**Supplied records**:
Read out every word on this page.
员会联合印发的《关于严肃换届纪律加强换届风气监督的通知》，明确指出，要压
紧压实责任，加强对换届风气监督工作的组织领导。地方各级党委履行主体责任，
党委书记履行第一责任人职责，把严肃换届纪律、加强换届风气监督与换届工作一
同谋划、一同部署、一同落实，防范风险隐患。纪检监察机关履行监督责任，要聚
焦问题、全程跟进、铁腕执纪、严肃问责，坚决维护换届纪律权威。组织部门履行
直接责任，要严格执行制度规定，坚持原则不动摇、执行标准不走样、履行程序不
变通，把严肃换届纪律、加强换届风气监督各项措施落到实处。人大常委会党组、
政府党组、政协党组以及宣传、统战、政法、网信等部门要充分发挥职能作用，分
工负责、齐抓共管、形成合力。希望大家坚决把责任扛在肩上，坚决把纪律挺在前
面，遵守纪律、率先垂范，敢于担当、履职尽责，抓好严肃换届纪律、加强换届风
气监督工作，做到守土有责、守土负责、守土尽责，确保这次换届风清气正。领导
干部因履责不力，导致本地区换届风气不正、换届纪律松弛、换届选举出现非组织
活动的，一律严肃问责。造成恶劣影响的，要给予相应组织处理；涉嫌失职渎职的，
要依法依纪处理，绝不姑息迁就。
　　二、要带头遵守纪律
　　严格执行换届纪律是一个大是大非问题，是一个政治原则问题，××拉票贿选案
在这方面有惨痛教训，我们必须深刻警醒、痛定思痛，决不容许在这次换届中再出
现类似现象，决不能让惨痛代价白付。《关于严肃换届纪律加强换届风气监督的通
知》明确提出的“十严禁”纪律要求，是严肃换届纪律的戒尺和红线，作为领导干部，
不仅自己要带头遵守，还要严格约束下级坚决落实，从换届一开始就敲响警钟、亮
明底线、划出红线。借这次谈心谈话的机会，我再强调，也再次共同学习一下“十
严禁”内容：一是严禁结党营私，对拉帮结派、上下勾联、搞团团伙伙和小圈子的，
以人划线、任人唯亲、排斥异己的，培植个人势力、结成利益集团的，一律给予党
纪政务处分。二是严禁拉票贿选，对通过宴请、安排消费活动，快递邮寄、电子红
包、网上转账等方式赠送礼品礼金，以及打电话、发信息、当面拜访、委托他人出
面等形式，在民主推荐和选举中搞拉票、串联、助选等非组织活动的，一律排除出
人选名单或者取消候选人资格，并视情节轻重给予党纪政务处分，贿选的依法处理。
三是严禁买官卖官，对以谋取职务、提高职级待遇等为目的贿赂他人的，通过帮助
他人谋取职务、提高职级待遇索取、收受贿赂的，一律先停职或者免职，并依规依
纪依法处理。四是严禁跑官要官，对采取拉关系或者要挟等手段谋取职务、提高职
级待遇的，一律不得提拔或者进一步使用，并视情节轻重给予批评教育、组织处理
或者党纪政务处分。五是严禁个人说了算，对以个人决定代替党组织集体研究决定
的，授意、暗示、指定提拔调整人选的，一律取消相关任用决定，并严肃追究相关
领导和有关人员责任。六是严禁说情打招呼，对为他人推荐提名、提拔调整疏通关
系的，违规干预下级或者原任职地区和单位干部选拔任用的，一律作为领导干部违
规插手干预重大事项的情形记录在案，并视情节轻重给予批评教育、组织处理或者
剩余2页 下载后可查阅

**Goal**:
Isolate each line of the listing above that includes "把严肃换届纪律". Copy it.

**The result**:
党委书记履行第一责任人职责，把严肃换届纪律、加强换届风气监督与换届工作一
变通，把严肃换届纪律、加强换届风气监督各项措施落到实处。人大常委会党组、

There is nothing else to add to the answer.